## EXERCISE OBJECTIVE:
Answer with the number of lines in the listing below that contain the word "name", and nothing else.

## SOURCE MATERIAL:
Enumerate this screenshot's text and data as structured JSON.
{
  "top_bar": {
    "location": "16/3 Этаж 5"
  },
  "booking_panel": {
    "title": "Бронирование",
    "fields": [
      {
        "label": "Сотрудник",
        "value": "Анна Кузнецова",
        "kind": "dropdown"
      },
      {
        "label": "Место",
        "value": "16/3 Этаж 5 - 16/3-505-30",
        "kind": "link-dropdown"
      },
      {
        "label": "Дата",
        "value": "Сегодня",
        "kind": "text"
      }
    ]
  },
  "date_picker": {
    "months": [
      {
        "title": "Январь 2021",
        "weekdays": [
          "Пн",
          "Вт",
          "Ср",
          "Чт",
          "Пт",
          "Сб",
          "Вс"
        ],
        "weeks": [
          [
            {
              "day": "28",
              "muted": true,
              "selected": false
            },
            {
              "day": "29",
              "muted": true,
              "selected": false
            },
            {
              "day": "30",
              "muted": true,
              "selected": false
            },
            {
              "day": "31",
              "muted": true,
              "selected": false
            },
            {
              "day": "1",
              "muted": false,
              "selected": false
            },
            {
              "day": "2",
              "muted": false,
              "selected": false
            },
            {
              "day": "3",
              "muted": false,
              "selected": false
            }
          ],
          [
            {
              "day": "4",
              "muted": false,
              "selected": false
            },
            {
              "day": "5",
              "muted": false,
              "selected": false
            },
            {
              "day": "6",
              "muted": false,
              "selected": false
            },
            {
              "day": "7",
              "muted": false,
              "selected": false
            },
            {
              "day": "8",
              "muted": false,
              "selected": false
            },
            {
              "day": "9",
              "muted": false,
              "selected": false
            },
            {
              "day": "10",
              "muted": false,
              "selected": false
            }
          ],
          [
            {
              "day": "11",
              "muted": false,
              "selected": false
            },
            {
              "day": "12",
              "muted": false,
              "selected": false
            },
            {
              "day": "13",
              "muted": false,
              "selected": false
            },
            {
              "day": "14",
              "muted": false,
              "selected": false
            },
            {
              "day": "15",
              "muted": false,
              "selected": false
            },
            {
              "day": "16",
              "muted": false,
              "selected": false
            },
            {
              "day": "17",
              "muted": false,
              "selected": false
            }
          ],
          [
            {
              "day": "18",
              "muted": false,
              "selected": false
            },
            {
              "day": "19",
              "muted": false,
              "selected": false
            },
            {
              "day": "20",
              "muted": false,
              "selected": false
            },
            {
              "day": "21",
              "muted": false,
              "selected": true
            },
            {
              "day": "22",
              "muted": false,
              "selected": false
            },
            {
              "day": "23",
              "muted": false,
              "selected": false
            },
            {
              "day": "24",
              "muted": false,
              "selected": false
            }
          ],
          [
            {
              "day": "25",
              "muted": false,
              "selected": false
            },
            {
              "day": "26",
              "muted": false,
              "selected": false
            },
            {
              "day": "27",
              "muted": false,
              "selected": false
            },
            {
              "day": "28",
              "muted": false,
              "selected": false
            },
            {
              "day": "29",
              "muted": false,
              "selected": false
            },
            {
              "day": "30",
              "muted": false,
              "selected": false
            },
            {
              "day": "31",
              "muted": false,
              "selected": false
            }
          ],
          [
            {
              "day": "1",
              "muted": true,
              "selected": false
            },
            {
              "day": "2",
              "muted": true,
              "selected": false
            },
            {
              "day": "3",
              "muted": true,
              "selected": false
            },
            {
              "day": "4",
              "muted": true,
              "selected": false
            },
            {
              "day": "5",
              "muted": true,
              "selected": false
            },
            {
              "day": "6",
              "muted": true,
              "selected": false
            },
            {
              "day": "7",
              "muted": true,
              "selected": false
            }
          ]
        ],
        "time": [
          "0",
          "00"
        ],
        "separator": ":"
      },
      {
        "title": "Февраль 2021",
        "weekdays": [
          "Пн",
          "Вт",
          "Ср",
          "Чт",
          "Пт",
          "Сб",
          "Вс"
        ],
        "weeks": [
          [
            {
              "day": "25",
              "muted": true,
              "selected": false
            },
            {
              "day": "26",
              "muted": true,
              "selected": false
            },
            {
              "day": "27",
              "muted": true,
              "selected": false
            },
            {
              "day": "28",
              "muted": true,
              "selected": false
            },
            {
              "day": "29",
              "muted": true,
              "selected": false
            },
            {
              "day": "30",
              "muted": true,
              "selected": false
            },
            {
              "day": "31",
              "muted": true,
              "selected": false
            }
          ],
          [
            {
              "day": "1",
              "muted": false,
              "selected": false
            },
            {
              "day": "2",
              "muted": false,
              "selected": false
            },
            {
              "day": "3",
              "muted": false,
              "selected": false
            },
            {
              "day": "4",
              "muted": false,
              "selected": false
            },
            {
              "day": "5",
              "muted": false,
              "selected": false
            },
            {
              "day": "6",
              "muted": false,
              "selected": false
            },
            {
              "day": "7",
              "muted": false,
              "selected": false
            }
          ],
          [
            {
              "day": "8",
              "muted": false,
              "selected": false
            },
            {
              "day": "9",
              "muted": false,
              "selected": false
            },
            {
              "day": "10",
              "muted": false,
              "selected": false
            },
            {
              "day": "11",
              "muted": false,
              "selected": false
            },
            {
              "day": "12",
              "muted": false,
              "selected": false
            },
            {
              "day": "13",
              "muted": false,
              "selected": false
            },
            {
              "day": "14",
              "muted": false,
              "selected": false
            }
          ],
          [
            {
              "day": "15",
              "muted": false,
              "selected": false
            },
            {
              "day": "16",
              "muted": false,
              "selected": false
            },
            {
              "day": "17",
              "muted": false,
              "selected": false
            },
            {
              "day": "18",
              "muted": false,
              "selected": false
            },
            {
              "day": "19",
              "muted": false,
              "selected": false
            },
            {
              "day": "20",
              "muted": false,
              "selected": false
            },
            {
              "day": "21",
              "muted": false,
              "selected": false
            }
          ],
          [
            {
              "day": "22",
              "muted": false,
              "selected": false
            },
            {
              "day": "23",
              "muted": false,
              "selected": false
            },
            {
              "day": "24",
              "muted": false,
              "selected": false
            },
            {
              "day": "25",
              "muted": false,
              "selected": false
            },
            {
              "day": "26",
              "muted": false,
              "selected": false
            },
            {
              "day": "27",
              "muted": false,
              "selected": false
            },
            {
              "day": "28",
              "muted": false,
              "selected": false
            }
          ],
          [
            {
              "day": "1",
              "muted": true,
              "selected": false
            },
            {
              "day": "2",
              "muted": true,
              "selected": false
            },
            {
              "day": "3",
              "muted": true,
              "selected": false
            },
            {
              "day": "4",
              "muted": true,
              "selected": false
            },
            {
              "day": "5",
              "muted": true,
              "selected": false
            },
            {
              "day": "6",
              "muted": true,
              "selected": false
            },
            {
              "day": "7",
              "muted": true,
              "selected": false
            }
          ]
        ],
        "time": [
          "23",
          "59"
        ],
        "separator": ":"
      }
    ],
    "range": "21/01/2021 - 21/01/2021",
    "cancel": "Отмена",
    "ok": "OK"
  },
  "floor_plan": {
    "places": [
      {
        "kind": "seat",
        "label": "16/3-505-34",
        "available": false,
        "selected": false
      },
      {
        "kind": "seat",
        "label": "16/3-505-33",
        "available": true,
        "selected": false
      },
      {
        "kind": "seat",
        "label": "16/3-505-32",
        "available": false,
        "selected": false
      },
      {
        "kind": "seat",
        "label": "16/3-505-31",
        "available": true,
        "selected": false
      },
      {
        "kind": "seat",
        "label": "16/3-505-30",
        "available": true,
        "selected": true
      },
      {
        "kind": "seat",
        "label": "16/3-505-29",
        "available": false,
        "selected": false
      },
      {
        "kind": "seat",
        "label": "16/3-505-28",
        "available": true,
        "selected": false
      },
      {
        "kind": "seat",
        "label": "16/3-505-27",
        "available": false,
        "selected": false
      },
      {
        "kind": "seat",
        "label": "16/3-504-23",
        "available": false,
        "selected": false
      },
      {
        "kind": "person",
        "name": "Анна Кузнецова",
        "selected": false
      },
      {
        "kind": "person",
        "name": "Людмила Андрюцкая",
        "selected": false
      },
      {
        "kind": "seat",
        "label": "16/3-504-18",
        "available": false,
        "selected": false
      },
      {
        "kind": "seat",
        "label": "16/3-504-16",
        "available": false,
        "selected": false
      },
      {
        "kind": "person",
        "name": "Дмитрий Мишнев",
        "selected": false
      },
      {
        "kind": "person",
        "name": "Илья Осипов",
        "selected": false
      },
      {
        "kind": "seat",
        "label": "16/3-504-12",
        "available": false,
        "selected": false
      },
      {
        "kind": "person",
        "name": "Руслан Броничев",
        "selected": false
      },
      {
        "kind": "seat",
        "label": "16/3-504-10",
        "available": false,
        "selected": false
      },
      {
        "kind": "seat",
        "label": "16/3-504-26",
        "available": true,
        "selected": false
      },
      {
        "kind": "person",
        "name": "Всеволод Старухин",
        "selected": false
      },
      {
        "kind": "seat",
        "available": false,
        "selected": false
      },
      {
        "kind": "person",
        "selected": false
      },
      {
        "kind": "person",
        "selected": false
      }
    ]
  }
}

## FULL RESPONSE:
6